* [Written problem]
Return each line of the listing that contains the string "name".

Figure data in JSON
════════════════════
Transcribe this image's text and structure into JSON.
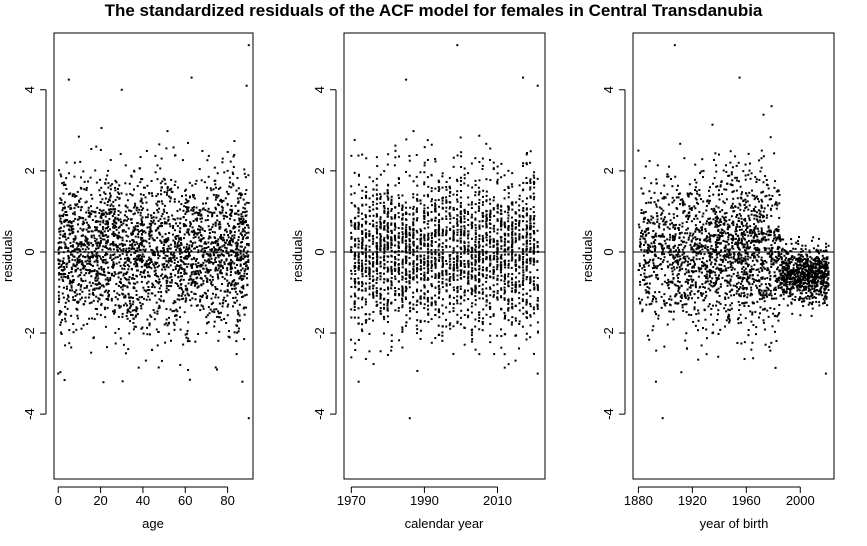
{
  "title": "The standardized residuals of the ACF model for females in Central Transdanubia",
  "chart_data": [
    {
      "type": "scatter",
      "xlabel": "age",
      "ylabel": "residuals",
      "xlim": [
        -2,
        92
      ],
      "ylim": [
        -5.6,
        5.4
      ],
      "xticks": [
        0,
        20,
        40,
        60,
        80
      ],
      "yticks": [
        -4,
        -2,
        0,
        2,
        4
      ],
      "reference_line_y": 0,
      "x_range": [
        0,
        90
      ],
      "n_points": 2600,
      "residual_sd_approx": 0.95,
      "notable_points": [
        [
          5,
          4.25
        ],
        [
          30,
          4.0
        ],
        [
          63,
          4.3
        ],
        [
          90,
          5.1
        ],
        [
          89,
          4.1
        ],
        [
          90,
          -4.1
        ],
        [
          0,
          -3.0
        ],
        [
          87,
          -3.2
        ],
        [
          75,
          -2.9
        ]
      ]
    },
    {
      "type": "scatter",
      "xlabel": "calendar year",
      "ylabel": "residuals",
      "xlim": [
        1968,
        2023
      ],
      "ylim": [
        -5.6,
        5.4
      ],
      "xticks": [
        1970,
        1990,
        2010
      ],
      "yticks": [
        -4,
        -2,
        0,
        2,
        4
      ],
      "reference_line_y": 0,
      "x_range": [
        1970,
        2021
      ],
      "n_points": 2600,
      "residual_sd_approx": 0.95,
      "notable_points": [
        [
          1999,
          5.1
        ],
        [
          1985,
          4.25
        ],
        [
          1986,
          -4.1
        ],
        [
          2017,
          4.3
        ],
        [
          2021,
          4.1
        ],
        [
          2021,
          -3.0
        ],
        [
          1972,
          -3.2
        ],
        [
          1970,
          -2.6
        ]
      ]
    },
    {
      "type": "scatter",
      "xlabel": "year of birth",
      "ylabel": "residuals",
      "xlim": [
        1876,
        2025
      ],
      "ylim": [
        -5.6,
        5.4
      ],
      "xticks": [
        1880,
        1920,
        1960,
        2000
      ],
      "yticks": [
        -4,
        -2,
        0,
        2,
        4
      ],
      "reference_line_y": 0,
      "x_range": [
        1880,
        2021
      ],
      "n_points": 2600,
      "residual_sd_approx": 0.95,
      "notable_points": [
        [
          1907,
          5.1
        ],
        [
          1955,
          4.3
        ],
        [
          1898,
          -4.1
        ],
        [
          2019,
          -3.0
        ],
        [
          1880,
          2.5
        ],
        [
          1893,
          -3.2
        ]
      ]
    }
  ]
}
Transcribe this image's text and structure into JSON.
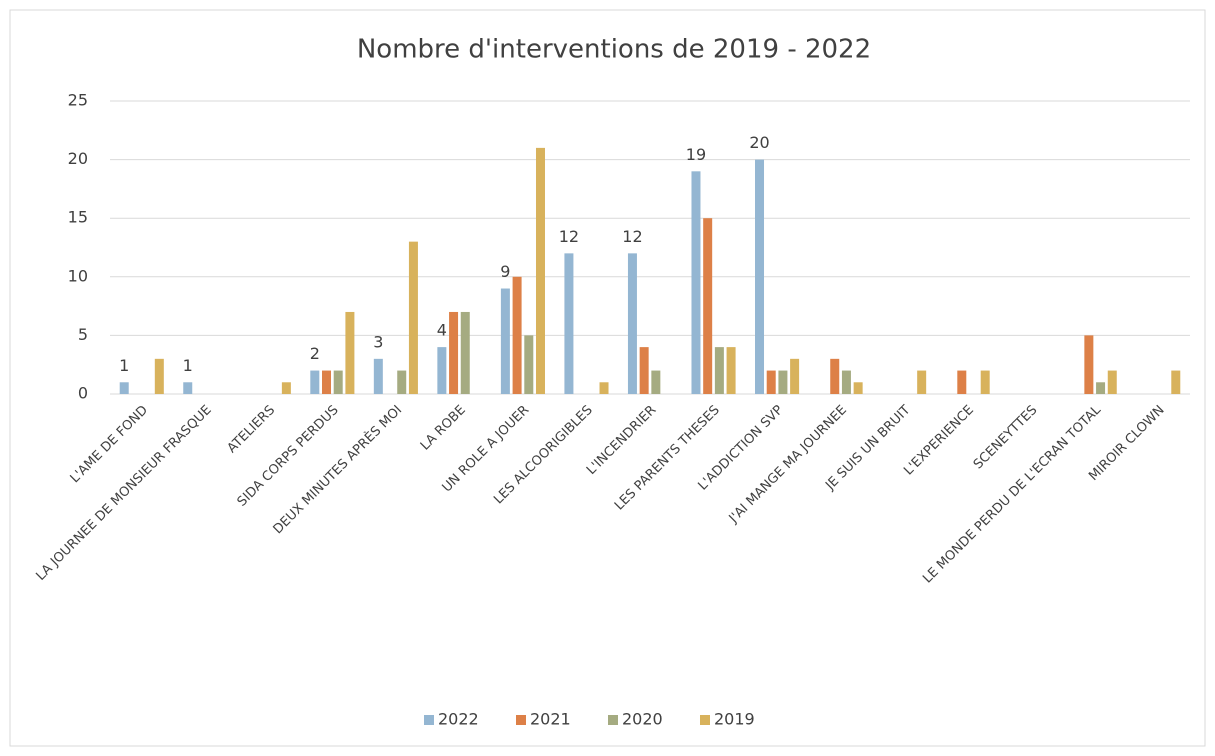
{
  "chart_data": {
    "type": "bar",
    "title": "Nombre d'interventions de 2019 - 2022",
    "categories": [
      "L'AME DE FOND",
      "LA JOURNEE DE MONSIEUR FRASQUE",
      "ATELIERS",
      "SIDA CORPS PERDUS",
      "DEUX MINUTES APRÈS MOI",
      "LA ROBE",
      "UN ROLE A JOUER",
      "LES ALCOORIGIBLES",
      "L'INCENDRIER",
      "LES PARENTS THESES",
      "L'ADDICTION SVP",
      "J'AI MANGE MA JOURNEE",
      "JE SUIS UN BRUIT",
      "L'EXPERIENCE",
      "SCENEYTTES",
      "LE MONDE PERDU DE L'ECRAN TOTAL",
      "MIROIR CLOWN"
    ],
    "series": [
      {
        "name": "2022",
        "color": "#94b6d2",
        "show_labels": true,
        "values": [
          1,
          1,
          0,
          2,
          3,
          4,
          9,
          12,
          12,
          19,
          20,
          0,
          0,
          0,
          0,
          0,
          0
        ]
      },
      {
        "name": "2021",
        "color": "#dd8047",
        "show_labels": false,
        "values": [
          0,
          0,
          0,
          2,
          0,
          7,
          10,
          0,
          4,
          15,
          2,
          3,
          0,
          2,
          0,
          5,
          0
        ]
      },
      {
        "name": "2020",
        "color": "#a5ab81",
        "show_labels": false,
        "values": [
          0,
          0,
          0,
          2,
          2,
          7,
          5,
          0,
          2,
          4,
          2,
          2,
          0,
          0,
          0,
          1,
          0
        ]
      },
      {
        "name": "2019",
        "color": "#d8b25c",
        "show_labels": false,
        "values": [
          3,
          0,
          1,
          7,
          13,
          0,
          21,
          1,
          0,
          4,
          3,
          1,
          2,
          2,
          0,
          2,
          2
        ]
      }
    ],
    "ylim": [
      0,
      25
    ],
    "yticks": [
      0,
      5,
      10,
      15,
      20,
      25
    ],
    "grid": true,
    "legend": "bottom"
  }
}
════════════════════
* [Answer to the problem]
        "name": "2022",
        "name": "2021",
        "name": "2020",
        "name": "2019",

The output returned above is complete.